Element and region data
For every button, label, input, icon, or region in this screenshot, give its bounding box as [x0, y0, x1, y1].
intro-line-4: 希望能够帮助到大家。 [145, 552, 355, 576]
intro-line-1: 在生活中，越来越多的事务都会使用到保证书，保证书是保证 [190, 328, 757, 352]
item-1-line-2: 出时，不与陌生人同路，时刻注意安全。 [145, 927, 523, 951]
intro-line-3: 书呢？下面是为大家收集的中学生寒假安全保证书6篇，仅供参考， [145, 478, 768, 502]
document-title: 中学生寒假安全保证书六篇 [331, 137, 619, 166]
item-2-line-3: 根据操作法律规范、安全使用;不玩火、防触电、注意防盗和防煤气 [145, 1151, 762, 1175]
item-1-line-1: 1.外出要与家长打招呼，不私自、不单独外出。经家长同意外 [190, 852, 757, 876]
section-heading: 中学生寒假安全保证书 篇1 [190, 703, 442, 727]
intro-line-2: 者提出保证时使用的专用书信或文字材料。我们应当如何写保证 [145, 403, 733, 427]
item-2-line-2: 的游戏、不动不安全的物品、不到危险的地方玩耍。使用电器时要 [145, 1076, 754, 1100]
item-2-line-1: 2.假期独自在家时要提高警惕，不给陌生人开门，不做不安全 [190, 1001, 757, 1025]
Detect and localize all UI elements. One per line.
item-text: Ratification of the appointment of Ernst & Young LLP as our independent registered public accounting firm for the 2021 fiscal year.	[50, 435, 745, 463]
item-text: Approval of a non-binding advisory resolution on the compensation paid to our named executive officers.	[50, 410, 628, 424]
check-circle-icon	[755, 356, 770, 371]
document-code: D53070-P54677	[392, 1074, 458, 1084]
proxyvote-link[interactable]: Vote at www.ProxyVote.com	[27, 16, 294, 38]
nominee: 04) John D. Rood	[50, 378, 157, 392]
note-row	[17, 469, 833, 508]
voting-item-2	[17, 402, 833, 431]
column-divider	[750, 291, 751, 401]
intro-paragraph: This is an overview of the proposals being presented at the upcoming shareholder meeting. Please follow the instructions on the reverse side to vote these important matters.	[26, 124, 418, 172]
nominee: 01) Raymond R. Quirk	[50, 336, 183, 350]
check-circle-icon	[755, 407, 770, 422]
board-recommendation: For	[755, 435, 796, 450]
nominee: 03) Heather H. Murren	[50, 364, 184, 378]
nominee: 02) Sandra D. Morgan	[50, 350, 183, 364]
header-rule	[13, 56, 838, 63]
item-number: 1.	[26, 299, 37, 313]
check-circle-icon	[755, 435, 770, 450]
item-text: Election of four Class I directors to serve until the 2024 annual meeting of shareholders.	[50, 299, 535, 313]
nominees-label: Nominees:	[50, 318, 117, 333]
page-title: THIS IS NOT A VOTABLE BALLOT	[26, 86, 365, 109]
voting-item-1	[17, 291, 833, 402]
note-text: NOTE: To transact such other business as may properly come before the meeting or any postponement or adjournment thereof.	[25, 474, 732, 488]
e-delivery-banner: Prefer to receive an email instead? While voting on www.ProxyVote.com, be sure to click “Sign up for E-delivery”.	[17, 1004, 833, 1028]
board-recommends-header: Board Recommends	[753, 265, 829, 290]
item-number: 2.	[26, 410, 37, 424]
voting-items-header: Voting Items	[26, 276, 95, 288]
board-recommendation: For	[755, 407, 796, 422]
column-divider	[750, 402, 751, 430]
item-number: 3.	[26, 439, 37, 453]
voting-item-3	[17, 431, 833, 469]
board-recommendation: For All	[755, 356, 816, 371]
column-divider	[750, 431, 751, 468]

REQUIREMENT
Change every occurrence of "column-divider" in the data above to "vertical-divider", and return all of the lines with nothing else altered.

TASK RESULT
For every button, label, input, icon, or region in this screenshot, give its bounding box as [x0, y0, x1, y1].
intro-line-4: 希望能够帮助到大家。 [145, 552, 355, 576]
intro-line-1: 在生活中，越来越多的事务都会使用到保证书，保证书是保证 [190, 328, 757, 352]
item-1-line-2: 出时，不与陌生人同路，时刻注意安全。 [145, 927, 523, 951]
intro-line-3: 书呢？下面是为大家收集的中学生寒假安全保证书6篇，仅供参考， [145, 478, 768, 502]
document-title: 中学生寒假安全保证书六篇 [331, 137, 619, 166]
item-2-line-3: 根据操作法律规范、安全使用;不玩火、防触电、注意防盗和防煤气 [145, 1151, 762, 1175]
item-1-line-1: 1.外出要与家长打招呼，不私自、不单独外出。经家长同意外 [190, 852, 757, 876]
section-heading: 中学生寒假安全保证书 篇1 [190, 703, 442, 727]
intro-line-2: 者提出保证时使用的专用书信或文字材料。我们应当如何写保证 [145, 403, 733, 427]
item-2-line-2: 的游戏、不动不安全的物品、不到危险的地方玩耍。使用电器时要 [145, 1076, 754, 1100]
item-2-line-1: 2.假期独自在家时要提高警惕，不给陌生人开门，不做不安全 [190, 1001, 757, 1025]
Detect and localize all UI elements. One per line.
item-text: Ratification of the appointment of Ernst & Young LLP as our independent registered public accounting firm for the 2021 fiscal year.	[50, 435, 745, 463]
item-text: Approval of a non-binding advisory resolution on the compensation paid to our named executive officers.	[50, 410, 628, 424]
check-circle-icon	[755, 356, 770, 371]
document-code: D53070-P54677	[392, 1074, 458, 1084]
proxyvote-link[interactable]: Vote at www.ProxyVote.com	[27, 16, 294, 38]
nominee: 04) John D. Rood	[50, 378, 157, 392]
note-row	[17, 469, 833, 508]
voting-item-2	[17, 402, 833, 431]
vertical-divider	[750, 291, 751, 401]
intro-paragraph: This is an overview of the proposals being presented at the upcoming shareholder meeting. Please follow the instructions on the reverse side to vote these important matters.	[26, 124, 418, 172]
nominee: 01) Raymond R. Quirk	[50, 336, 183, 350]
check-circle-icon	[755, 407, 770, 422]
board-recommendation: For	[755, 435, 796, 450]
nominee: 03) Heather H. Murren	[50, 364, 184, 378]
nominee: 02) Sandra D. Morgan	[50, 350, 183, 364]
header-rule	[13, 56, 838, 63]
item-number: 1.	[26, 299, 37, 313]
check-circle-icon	[755, 435, 770, 450]
item-text: Election of four Class I directors to serve until the 2024 annual meeting of shareholders.	[50, 299, 535, 313]
nominees-label: Nominees:	[50, 318, 117, 333]
page-title: THIS IS NOT A VOTABLE BALLOT	[26, 86, 365, 109]
voting-item-1	[17, 291, 833, 402]
note-text: NOTE: To transact such other business as may properly come before the meeting or any postponement or adjournment thereof.	[25, 474, 732, 488]
e-delivery-banner: Prefer to receive an email instead? While voting on www.ProxyVote.com, be sure to click “Sign up for E-delivery”.	[17, 1004, 833, 1028]
board-recommends-header: Board Recommends	[753, 265, 829, 290]
item-number: 2.	[26, 410, 37, 424]
voting-items-header: Voting Items	[26, 276, 95, 288]
board-recommendation: For	[755, 407, 796, 422]
vertical-divider	[750, 402, 751, 430]
item-number: 3.	[26, 439, 37, 453]
voting-item-3	[17, 431, 833, 469]
board-recommendation: For All	[755, 356, 816, 371]
vertical-divider	[750, 431, 751, 468]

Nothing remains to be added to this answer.